## EXERCÍCIO CURTO:
Diga se cada afirmação concorda com o texto sobre garimpeiros candidatos na Amazônia, respondendo sim ou não e citando literalmente as palavras do texto que decidem: (a) Este ano, 58 candidatos no Brasil se declaram abertamente garimpeiros. (b) Serra Pelada fica em Itaituba. (c) Joãozinho da Serra Pelada disputa o cargo de vereador.

## TRECHO DO TEXTO:

A disputa eleitoral em cidades de crescente garimpo ilegal na Amazônia ganhou uma nuance a mais nos últimos pleitos e que se repete nas eleições deste ano: a investida de garimpeiros que se candidatam a prefeito ou a vereador para ampliar o domínio na política local.
Conforme os dados do Tribunal Superior Eleitoral (TSE), este ano serão 58 candidatos no Brasil que se dizem, abertamente, garimpeiros. A maioria deles disputa em cidades da Amazônia Legal e que são alvos recorrentes de operações policiais contra o garimpo na floresta.
Em Jacareacanga (PA), conhecida hoje como uma das capitais do ouro ilegal na Amazônia, além de um candidato a prefeito e outro a vice, que estão na mesma chapa, existem, ainda, outros cinco garimpeiros que se candidataram a vereador.
O município do oeste do Pará é onde fica a terra indígena Munduruku, às margens do Rio Tapajós. Ao lado de Itaituba (PA), Jacareacanga é hoje uma das cidades com a maior área minerada do país. E, apesar de todo o ouro extraído, algo como 80 kg por semana, a localidade está entre as 10 com pior qualidade de vida do Brasil.
Em Curionópolis, também no Pará, as eleições deste ano terão dois garimpeiros candidatos, um a prefeito e outro a vereador. Pelo nome, poucos identificam, mas a cidade é onde fica Serra Pelada, o maior garimpo a céu aberto do mundo.
Candidato fez lobby em Brasília a favor do garimpo
João Francisco Siqueira Dutra, conhecido como Joãozinho da Serra Pelada (PL), é o garimpeiro candidato a prefeito em Curionópolis. Com um forte discurso em favor da legalização do garimpo ilegal, ele já fez lobby em Brasília à favor da atividade.

## DADOS EXTRAÍDOS:
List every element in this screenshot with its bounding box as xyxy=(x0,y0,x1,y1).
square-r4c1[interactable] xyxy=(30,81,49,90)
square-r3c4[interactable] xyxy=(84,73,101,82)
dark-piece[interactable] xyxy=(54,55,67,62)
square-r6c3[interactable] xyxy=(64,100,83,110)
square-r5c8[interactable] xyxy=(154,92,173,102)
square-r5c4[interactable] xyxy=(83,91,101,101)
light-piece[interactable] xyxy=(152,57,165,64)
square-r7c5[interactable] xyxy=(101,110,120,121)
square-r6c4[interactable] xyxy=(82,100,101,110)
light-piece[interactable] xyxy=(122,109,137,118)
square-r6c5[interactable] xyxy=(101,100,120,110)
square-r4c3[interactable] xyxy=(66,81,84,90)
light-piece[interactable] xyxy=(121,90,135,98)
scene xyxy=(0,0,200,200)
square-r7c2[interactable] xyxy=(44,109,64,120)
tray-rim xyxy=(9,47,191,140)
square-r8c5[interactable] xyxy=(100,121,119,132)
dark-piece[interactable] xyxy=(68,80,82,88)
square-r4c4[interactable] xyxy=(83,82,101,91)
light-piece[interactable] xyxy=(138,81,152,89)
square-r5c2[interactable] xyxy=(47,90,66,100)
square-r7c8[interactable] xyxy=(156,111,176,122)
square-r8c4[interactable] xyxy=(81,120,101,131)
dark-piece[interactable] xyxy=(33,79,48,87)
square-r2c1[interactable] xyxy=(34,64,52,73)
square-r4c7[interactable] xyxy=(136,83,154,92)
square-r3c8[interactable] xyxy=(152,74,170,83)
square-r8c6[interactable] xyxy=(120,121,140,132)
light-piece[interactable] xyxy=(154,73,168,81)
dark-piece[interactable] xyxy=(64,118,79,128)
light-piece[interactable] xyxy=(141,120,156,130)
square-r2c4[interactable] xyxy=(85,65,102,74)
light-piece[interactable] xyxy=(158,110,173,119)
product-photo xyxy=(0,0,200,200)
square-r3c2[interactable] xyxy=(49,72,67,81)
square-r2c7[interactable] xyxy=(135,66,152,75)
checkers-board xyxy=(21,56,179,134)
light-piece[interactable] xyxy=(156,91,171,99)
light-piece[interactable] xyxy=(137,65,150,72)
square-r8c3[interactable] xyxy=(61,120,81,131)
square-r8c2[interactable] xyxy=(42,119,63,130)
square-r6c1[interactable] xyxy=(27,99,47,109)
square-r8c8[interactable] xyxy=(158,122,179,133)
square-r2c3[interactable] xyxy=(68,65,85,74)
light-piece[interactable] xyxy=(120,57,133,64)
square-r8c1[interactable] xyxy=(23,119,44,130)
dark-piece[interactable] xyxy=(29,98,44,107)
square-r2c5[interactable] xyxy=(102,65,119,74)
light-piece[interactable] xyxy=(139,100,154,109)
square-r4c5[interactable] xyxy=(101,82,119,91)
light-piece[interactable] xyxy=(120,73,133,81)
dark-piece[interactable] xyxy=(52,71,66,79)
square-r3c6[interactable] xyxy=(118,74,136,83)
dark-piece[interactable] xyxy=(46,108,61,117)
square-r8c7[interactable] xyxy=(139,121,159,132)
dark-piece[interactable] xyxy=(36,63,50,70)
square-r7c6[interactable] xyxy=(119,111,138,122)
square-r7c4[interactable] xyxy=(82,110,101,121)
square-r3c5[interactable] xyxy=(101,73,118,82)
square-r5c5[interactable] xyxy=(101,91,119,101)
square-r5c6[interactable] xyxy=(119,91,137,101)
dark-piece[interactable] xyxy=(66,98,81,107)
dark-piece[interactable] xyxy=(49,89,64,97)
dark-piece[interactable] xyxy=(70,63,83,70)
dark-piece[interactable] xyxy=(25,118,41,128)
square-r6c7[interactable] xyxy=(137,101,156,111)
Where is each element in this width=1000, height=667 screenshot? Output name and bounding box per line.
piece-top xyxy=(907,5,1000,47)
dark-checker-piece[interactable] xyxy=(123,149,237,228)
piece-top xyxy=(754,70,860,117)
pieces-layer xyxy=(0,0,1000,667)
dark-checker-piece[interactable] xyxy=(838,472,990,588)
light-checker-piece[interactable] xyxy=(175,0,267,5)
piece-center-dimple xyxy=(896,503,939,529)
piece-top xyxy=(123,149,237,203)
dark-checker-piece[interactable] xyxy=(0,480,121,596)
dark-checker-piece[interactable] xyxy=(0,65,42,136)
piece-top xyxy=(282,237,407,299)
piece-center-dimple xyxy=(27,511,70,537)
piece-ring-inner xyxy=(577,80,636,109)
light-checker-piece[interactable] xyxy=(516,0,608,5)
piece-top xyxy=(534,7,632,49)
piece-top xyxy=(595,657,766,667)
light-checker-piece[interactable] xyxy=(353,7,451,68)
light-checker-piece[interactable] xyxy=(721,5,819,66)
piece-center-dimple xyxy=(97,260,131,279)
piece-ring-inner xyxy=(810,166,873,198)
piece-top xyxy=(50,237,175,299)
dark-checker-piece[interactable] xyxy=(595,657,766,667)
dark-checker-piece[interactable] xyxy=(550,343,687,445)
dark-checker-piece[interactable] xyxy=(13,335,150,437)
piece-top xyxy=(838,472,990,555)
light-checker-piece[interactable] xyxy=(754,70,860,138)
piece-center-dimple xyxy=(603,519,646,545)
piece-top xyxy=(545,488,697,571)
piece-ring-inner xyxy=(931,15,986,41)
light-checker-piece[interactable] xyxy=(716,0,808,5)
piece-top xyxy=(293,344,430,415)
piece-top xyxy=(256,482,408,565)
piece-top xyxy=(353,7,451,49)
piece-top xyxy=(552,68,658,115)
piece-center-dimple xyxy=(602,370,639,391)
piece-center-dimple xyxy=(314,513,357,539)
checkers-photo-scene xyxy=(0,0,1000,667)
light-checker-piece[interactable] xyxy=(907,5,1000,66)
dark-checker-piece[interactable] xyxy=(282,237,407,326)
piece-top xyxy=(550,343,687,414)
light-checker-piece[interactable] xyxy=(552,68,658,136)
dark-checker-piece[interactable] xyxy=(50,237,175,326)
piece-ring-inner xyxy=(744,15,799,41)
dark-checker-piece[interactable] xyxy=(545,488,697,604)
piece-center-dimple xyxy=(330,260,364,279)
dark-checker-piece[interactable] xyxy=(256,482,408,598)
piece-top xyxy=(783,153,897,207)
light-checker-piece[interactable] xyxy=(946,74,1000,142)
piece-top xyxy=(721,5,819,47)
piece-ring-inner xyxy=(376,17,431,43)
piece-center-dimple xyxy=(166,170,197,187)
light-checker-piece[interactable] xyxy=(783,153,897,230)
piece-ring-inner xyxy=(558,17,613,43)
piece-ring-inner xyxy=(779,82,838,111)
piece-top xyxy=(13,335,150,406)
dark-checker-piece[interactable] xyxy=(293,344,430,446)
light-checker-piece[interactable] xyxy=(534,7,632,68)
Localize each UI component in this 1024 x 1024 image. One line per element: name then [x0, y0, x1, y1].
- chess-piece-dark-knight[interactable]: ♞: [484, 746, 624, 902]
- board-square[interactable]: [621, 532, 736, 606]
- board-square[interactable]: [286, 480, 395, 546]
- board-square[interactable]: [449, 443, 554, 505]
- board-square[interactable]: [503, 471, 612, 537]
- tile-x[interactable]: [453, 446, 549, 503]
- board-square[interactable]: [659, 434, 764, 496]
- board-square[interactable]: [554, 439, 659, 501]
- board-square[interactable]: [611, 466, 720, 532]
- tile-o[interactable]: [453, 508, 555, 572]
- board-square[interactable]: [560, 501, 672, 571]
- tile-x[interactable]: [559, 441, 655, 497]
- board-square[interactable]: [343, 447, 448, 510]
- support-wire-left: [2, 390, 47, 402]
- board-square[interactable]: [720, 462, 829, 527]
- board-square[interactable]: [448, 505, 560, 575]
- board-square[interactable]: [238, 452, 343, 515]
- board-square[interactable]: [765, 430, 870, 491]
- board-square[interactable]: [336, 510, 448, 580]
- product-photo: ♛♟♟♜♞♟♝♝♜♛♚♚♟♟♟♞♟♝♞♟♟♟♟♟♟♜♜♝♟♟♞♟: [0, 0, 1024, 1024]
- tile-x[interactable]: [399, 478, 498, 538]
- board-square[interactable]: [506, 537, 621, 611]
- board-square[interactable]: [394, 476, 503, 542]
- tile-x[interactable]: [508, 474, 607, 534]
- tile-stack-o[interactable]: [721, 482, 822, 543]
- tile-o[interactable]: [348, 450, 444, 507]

## RESPOSTA:
(a) Sim: "este ano serão 58 candidatos no Brasil que se dizem, abertamente, garimpeiros".
(b) Não: "Em Curionópolis, também no Pará" e "a cidade é onde fica Serra Pelada, o maior garimpo a céu aberto do mundo".
(c) Não: "é o garimpeiro candidato a prefeito em Curionópolis".